EXTRAIT PRÉSENTÉ
================================
Témoignage de Jacques Parizeau, ancien premier ministre du Québec : Lévesque a été finalement l’homme de quelques idées très claires. […] La première, c’est que le Québécois n’est pas né pour un petit pain et qu’il peut réaliser de grandes choses. (…) c’était une sorte de marque, de foi dans la capacité du Québécois, qui traînait des complexes d’infériorité depuis bien longtemps. […].

Témoignage de Bernard Landry, ancien premier ministre du Québec : « c’était un communicateur extraordinaire. C’est pour ça qu’il avait choisi le métier de journaliste. Une des phrases qu’il prononçait le plus souvent dans ce temps-là, c’était : « Être informé, c’est être libre. » […] Et, enfin, c’était un des premiers internationalistes québécois. Il était fasciné par l’international. »

Témoignage de Claude Sylvestre, réalisateur à l’émission Point de Mire à l’époque: «Quand il a couvert la guerre de Corée, les journalistes américains l’adoraient et le trouvaient très efficace. Lui-même se sentait tout à fait à l’aise avec eux. Par contre, il trouvait les Français très compliqués, toujours emmêlés dans leur dentelle. Je crois qu’il aurait pu aller travailler pour un réseau américain, ce qui lui aurait rapporté un salaire faramineux.»
================================
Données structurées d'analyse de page
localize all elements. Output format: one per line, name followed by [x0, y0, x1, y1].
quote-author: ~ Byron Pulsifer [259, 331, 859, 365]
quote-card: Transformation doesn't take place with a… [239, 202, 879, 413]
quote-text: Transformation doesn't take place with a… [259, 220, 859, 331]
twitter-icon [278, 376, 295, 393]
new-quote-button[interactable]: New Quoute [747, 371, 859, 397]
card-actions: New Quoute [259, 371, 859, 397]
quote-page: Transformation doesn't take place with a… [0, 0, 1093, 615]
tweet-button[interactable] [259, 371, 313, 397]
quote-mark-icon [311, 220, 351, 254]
================================
CONSIGNE
Produisez, mot pour mot, le passage des témoignages sur Lévesque compris entre « Témoignage de Jacques » et « bien longtemps. […]. », ces deux bornes incluses.

RÉPONSE ATTENDUE
Témoignage de Jacques Parizeau, ancien premier ministre du Québec : Lévesque a été finalement l’homme de quelques idées très claires. […] La première, c’est que le Québécois n’est pas né pour un petit pain et qu’il peut réaliser de grandes choses. (…) c’était une sorte de marque, de foi dans la capacité du Québécois, qui traînait des complexes d’infériorité depuis bien longtemps. […].